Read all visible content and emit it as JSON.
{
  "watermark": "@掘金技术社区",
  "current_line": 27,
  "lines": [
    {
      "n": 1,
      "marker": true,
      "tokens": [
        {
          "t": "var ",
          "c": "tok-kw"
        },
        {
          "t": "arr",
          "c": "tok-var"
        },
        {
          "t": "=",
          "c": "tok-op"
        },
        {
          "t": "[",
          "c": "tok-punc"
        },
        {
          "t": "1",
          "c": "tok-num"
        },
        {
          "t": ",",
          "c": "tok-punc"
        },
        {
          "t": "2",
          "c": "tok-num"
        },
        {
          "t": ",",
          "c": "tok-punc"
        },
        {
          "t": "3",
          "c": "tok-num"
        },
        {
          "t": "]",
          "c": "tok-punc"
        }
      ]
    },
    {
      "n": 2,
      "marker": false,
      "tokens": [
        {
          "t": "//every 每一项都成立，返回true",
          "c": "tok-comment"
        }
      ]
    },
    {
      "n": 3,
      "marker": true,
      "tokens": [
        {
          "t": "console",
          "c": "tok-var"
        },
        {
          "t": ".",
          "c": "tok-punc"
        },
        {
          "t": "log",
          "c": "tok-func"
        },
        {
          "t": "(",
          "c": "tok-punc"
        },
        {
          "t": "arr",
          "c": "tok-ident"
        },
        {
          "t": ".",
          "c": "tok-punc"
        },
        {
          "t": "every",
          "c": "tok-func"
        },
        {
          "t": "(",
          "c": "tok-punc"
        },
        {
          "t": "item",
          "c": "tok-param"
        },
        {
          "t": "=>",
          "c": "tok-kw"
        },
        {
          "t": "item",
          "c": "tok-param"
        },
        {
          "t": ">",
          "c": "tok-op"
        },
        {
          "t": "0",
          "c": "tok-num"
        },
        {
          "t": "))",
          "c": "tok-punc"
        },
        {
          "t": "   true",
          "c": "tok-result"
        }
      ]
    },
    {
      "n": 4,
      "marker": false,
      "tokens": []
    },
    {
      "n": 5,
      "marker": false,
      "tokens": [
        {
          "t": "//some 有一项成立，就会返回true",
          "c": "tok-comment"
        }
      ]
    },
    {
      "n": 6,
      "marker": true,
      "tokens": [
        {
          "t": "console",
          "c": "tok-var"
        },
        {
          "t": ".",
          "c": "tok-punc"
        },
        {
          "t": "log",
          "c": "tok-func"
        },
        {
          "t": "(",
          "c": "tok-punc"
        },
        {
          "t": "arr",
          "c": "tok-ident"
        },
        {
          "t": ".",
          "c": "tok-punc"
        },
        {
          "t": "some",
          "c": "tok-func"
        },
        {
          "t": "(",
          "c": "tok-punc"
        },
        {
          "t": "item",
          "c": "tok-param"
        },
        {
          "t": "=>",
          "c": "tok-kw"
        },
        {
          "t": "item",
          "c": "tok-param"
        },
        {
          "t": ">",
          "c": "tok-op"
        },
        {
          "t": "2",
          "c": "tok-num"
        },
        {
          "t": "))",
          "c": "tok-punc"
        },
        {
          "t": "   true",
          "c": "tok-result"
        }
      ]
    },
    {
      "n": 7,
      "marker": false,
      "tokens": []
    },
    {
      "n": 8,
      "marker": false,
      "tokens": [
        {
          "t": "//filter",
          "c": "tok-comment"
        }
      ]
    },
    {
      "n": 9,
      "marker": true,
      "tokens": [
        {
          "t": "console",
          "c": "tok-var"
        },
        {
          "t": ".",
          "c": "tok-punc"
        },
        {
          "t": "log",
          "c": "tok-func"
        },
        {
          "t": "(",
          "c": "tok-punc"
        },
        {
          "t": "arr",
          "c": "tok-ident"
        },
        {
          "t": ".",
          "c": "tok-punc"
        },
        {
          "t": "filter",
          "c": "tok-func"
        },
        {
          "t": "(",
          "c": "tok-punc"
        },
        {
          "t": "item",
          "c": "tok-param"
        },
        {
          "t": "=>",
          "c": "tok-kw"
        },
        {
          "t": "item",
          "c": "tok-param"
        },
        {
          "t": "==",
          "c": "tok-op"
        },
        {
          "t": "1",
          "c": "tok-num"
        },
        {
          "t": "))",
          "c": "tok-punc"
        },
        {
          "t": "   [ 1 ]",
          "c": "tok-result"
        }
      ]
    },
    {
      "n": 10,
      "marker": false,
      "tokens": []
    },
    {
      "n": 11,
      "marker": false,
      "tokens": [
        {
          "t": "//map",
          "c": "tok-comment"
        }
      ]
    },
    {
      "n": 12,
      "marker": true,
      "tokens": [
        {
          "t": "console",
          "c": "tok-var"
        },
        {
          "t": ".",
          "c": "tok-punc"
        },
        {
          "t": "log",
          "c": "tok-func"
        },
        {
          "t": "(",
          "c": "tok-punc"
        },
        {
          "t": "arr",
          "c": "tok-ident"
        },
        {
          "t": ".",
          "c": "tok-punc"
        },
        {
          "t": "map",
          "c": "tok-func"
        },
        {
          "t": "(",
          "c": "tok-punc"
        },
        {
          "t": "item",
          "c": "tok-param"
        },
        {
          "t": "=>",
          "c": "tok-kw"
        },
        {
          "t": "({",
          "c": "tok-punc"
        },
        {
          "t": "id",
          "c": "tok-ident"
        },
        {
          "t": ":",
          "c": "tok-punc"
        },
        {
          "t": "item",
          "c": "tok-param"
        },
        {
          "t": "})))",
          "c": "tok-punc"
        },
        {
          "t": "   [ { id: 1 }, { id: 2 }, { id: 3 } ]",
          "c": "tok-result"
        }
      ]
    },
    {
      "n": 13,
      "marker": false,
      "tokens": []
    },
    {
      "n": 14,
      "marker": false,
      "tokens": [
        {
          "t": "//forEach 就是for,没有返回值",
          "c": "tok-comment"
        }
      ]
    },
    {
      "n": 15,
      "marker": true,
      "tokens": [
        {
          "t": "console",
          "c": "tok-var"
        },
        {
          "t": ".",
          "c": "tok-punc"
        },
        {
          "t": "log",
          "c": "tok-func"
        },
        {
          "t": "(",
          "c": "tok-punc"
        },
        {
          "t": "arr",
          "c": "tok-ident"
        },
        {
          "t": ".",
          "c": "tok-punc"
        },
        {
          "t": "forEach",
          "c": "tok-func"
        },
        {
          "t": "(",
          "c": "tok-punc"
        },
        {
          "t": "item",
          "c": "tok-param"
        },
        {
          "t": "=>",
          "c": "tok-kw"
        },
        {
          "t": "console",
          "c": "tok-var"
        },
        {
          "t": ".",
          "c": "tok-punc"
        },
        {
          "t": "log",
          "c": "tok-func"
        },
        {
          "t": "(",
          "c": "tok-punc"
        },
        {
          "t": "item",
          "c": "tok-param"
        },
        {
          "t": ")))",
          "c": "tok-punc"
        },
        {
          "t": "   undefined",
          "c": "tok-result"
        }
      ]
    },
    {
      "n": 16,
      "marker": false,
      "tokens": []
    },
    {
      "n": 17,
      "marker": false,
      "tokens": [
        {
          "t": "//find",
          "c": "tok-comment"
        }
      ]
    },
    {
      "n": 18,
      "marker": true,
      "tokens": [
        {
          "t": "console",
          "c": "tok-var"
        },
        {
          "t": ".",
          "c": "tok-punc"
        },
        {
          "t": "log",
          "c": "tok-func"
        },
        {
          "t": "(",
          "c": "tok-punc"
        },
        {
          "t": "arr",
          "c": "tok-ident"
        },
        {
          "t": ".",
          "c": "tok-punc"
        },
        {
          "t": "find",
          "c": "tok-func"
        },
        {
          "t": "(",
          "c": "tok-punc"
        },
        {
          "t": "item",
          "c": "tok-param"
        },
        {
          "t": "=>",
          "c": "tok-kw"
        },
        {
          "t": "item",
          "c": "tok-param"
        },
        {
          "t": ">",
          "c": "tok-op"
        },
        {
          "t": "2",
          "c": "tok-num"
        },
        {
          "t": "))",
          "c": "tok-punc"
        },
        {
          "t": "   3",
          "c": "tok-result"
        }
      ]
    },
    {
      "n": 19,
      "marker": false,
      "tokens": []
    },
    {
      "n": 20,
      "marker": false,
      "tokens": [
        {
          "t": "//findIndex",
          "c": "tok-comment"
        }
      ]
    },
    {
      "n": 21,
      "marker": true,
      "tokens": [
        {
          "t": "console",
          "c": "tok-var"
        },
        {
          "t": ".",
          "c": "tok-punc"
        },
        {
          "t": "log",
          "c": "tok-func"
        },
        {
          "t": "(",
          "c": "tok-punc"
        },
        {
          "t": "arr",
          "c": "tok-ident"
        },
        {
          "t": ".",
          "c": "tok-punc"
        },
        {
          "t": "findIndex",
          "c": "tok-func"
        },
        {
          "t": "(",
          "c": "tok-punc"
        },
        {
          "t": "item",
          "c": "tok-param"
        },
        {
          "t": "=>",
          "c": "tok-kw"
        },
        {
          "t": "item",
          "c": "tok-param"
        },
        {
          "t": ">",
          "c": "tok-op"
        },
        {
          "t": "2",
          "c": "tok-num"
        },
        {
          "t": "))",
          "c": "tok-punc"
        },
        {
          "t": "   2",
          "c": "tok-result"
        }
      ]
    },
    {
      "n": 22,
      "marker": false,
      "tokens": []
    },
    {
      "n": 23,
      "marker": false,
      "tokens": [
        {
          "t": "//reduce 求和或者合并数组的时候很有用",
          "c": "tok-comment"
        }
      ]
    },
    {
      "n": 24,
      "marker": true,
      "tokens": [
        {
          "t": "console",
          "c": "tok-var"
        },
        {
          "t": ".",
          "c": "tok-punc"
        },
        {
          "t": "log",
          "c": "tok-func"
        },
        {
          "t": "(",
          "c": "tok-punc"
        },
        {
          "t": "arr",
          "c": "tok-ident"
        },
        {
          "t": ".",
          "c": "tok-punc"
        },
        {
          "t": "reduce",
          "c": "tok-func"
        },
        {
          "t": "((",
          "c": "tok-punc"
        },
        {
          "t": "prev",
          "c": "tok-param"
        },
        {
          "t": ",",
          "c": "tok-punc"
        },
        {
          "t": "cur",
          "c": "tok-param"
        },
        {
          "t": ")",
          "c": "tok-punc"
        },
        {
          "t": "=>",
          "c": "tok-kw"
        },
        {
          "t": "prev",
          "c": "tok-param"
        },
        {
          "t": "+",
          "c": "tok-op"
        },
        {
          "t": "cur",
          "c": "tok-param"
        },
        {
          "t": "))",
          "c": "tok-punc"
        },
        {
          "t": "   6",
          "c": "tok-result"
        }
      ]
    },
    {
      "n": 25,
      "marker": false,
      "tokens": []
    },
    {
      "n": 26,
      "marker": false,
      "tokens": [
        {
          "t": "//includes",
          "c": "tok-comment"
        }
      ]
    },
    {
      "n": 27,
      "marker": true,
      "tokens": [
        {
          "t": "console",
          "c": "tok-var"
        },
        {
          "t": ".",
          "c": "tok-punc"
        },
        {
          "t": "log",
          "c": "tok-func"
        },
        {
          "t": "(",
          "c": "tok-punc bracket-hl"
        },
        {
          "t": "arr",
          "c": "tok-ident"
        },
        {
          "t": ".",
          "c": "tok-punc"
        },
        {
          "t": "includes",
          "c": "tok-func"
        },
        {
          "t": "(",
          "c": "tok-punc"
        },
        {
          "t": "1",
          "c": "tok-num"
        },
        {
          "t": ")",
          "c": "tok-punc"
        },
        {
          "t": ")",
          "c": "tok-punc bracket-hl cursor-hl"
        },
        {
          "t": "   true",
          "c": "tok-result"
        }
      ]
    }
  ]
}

## WHAT THIS TASK INVOLVES
Identify how many lines in the entries above include the string "bracket", then state that number alone.

## CORRECT RESPONSE
2